» **Requirement**: Output nothing but the lines from the line with "What data populates" through the end of the listing below, both ends included.

<<<<

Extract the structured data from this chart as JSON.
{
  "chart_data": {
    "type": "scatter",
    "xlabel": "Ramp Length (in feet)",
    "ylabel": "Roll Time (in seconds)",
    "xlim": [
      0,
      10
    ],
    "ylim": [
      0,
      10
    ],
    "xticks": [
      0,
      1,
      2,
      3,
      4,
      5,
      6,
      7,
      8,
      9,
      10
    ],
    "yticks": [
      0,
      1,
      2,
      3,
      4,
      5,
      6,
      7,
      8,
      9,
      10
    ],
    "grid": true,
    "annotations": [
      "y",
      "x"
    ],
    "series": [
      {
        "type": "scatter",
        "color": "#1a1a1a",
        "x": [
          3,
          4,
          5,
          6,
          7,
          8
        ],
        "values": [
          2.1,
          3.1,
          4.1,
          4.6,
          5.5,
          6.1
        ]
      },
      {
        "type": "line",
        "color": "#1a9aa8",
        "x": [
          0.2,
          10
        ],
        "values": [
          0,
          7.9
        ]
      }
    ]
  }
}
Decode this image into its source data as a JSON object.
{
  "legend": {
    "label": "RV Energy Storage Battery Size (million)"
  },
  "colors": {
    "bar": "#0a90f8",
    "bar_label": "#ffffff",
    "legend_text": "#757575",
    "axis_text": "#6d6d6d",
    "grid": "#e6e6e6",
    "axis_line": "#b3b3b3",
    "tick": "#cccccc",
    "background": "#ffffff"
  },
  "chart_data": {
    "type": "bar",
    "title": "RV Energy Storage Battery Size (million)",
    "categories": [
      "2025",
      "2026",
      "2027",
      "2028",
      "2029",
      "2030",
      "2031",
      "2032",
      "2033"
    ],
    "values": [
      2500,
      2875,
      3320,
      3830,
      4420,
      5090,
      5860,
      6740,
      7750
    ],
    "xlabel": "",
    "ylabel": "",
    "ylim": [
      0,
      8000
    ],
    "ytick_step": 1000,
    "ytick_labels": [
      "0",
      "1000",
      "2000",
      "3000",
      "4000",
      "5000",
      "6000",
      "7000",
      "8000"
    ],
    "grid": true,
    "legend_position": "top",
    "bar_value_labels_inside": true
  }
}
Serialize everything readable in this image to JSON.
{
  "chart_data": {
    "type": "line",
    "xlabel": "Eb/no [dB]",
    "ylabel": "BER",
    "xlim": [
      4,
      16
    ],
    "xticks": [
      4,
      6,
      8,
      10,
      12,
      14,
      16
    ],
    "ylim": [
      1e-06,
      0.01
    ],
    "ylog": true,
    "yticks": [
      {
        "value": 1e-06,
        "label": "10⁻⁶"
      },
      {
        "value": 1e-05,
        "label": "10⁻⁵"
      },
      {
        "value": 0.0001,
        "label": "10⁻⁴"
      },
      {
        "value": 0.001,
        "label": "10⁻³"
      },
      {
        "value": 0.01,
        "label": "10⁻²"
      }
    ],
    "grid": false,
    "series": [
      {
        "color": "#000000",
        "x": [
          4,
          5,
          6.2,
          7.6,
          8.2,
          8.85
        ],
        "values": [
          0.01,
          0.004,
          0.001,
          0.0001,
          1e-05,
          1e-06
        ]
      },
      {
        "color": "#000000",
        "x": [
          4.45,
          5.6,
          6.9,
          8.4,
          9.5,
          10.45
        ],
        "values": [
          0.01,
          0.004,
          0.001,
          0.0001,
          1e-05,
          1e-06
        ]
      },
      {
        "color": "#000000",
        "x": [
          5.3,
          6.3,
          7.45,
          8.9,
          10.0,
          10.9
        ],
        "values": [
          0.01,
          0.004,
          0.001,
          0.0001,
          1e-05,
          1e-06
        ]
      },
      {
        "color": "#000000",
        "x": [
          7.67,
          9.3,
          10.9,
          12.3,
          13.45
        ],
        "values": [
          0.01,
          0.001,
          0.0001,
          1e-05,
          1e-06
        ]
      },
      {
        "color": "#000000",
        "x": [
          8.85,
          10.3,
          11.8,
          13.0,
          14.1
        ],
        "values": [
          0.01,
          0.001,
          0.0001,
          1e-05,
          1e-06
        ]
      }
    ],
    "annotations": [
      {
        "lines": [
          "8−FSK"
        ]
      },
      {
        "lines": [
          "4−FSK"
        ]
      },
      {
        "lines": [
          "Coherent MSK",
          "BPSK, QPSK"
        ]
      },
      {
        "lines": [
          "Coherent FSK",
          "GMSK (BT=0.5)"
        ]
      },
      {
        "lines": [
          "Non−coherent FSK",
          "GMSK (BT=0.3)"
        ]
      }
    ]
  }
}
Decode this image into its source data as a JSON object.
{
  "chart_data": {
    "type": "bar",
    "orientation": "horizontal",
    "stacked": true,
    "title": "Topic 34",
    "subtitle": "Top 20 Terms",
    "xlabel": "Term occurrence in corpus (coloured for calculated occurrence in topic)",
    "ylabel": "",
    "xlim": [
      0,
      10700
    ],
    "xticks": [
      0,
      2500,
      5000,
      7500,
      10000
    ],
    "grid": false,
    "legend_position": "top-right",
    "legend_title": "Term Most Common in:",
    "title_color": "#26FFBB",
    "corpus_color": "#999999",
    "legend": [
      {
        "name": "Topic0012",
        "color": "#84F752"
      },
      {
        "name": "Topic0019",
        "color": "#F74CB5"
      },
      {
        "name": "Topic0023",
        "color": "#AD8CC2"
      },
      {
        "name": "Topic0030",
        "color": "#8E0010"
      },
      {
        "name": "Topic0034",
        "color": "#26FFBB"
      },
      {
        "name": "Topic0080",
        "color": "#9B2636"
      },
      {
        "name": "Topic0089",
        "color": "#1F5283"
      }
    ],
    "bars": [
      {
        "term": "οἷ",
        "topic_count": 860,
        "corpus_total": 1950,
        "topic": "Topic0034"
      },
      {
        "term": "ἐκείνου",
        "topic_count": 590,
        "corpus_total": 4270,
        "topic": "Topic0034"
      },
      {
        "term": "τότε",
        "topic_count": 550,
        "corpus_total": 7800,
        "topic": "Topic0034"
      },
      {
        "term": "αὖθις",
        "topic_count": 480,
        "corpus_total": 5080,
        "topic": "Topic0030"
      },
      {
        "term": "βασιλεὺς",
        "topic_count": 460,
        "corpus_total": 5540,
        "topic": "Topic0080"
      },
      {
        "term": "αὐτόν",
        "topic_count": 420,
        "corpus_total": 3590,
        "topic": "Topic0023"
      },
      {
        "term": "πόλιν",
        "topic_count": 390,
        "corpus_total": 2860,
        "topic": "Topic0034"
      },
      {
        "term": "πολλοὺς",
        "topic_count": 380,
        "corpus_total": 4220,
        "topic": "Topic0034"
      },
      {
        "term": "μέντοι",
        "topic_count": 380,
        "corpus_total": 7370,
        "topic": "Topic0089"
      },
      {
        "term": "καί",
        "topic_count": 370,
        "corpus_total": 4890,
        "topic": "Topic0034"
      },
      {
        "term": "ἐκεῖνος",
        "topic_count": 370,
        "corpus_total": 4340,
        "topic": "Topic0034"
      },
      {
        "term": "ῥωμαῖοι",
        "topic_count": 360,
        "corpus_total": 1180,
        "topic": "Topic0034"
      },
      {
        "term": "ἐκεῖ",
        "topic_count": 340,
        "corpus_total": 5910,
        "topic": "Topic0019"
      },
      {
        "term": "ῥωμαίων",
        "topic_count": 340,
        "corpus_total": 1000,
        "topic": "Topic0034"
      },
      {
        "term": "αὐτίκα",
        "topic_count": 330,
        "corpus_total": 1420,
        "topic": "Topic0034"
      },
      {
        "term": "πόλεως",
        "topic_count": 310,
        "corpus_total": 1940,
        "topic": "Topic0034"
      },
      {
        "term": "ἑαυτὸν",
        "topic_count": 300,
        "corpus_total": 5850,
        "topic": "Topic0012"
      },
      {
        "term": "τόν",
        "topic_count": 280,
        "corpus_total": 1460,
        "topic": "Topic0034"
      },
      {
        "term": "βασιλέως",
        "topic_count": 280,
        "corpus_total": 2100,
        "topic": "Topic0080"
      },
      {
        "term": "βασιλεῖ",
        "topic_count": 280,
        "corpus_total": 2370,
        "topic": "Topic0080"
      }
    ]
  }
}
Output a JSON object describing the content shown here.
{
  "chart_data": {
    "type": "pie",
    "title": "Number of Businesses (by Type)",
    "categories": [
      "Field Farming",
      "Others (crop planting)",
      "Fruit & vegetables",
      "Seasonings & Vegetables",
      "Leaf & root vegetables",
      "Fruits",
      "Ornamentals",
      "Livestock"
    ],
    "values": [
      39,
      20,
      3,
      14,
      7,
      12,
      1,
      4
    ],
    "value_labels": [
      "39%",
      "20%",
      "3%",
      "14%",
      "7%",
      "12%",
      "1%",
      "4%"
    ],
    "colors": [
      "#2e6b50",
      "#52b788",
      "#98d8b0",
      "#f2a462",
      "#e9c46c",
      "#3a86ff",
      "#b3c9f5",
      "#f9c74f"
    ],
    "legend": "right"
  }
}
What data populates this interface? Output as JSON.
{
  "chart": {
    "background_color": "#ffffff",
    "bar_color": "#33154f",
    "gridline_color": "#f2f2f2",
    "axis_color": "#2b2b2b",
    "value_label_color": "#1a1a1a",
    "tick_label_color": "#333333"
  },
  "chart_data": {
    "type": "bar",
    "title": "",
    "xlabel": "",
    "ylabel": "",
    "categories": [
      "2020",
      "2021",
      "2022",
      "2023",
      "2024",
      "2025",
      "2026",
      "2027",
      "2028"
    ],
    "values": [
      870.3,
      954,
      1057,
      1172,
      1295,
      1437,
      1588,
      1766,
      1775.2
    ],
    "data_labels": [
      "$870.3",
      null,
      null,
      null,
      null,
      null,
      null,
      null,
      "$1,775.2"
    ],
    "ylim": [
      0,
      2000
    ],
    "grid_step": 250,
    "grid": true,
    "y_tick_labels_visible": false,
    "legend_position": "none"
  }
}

>>>>

» **Exercise answer**:
What data populates this interface? Output as JSON.
{
  "chart": {
    "background_color": "#ffffff",
    "bar_color": "#33154f",
    "gridline_color": "#f2f2f2",
    "axis_color": "#2b2b2b",
    "value_label_color": "#1a1a1a",
    "tick_label_color": "#333333"
  },
  "chart_data": {
    "type": "bar",
    "title": "",
    "xlabel": "",
    "ylabel": "",
    "categories": [
      "2020",
      "2021",
      "2022",
      "2023",
      "2024",
      "2025",
      "2026",
      "2027",
      "2028"
    ],
    "values": [
      870.3,
      954,
      1057,
      1172,
      1295,
      1437,
      1588,
      1766,
      1775.2
    ],
    "data_labels": [
      "$870.3",
      null,
      null,
      null,
      null,
      null,
      null,
      null,
      "$1,775.2"
    ],
    "ylim": [
      0,
      2000
    ],
    "grid_step": 250,
    "grid": true,
    "y_tick_labels_visible": false,
    "legend_position": "none"
  }
}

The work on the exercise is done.